◆ **DO THIS**:
Show every line where "从题中所给的" occurs.

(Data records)
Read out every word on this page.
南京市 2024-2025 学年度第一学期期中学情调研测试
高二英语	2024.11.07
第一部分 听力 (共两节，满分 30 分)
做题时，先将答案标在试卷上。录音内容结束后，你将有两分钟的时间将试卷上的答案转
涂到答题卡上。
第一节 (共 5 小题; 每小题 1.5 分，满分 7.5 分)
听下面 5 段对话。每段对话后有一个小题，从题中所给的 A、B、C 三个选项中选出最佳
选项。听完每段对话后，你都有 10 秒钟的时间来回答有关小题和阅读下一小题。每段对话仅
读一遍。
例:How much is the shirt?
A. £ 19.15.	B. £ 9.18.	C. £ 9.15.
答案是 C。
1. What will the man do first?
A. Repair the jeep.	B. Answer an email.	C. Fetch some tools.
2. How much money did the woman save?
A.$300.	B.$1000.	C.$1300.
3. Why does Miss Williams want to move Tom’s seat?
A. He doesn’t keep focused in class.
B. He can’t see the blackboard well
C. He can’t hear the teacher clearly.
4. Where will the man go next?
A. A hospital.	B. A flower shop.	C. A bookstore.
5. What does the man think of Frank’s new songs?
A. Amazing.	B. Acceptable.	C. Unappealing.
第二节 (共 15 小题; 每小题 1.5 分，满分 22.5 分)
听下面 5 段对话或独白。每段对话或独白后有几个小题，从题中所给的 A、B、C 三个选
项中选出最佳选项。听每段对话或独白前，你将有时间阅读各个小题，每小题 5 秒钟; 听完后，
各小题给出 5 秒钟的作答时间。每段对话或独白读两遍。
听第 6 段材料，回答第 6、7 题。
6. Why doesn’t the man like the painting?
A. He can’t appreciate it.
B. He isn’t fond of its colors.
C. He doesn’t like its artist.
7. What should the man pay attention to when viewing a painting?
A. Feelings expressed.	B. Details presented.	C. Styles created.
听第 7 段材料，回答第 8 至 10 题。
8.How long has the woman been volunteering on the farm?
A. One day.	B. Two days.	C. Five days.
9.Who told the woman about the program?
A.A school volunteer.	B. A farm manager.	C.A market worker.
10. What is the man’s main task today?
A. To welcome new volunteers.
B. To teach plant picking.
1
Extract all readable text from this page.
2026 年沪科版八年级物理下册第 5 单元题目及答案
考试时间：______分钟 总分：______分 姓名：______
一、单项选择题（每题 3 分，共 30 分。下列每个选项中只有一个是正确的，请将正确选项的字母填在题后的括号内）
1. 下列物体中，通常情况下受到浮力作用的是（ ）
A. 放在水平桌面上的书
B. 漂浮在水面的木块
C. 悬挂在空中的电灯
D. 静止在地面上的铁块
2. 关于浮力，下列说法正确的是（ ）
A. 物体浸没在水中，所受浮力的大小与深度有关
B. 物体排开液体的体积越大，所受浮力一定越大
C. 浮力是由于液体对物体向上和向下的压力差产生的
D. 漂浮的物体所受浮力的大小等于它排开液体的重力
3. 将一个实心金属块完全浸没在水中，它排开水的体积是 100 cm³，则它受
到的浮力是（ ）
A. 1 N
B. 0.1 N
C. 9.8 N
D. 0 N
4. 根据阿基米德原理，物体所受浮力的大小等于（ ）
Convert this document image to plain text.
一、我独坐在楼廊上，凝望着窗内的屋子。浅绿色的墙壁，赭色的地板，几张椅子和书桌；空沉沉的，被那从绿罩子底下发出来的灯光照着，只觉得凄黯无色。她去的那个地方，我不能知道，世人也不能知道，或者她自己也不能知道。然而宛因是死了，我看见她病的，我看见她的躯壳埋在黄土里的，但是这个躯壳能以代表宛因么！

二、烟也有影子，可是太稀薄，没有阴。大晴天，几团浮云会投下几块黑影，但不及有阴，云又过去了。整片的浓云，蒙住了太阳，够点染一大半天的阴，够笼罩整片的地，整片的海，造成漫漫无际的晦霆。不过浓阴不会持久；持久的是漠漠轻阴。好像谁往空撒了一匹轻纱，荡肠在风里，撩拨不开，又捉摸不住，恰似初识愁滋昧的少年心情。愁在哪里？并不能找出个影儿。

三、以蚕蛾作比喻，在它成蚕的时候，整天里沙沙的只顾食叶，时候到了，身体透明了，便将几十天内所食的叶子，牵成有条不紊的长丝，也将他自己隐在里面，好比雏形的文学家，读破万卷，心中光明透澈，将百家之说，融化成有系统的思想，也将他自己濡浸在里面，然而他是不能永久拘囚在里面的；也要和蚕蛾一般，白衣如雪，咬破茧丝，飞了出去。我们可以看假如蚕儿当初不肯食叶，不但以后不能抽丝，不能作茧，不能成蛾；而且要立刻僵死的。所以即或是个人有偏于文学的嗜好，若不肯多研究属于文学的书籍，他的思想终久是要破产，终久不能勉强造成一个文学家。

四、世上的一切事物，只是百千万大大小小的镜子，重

◆ **ANSWER FOR THE TASK**:
听下面 5 段对话。每段对话后有一个小题，从题中所给的 A、B、C 三个选项中选出最佳
听下面 5 段对话或独白。每段对话或独白后有几个小题，从题中所给的 A、B、C 三个选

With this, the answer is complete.